▶ _What is asked_
Copy out each line in the material below that has the word "Median".

▶ _Source data_

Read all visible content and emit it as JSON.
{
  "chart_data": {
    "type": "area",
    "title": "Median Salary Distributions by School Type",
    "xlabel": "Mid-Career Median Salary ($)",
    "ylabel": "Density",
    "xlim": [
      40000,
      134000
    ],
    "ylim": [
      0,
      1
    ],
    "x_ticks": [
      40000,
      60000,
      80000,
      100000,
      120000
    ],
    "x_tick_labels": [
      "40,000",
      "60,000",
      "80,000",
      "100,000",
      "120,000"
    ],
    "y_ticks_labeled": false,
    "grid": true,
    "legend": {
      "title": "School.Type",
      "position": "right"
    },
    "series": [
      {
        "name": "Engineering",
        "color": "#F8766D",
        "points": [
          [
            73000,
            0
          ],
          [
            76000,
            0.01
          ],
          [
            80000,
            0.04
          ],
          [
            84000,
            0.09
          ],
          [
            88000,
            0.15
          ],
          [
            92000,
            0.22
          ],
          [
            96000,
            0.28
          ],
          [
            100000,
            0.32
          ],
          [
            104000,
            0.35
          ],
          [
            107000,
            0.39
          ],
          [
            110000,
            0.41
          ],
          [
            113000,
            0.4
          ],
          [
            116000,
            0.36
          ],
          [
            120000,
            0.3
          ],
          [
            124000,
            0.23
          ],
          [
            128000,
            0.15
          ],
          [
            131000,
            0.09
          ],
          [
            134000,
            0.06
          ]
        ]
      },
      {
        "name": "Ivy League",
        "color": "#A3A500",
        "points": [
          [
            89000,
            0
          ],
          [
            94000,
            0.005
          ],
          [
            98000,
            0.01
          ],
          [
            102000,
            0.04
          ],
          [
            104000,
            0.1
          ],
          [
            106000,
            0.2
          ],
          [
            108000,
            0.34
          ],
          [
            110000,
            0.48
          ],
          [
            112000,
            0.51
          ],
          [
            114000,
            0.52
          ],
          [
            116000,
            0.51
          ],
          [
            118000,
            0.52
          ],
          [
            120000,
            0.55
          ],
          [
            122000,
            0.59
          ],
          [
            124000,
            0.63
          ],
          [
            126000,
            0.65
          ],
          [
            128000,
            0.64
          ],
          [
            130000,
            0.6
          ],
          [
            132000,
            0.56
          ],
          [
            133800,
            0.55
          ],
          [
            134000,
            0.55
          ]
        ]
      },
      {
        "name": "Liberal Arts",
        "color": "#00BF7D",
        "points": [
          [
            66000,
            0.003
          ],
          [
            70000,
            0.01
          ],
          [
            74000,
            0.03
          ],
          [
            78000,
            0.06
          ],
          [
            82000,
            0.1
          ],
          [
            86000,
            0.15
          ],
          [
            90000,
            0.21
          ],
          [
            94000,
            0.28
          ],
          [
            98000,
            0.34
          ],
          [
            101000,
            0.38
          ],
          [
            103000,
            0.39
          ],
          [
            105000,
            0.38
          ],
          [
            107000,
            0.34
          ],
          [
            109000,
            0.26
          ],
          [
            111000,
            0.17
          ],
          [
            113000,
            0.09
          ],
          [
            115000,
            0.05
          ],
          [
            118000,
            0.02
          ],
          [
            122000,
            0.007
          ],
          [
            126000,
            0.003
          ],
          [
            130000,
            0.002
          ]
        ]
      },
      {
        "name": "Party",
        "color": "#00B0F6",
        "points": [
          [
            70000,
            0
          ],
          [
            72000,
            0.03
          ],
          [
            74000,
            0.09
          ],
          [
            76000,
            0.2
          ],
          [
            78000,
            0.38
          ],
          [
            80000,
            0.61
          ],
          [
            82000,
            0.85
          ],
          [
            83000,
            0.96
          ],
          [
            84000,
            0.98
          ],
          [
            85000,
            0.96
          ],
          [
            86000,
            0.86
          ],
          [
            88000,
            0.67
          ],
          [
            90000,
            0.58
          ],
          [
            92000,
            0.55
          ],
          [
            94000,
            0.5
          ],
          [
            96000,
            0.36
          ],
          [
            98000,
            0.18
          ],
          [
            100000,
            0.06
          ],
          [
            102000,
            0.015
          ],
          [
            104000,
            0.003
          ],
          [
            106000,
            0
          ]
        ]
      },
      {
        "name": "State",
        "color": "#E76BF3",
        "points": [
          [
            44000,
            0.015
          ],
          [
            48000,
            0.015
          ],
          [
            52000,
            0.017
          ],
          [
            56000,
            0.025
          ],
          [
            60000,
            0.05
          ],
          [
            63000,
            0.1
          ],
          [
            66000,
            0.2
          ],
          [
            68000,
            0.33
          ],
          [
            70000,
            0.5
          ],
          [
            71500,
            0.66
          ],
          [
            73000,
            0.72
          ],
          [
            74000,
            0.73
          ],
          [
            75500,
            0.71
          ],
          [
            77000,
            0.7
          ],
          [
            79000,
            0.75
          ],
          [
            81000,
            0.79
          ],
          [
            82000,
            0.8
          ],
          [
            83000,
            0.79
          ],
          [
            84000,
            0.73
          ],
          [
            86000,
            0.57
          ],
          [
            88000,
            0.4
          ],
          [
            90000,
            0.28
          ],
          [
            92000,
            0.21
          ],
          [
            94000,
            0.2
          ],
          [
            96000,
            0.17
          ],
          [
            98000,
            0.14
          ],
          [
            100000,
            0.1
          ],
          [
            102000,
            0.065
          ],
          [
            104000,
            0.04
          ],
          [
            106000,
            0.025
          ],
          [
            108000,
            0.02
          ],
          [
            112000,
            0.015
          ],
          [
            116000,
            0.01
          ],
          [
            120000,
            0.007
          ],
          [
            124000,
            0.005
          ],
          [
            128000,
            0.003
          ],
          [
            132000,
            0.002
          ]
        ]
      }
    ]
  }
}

▶ _Exercise answer_
    "title": "Median Salary Distributions by School Type",
    "xlabel": "Mid-Career Median Salary ($)",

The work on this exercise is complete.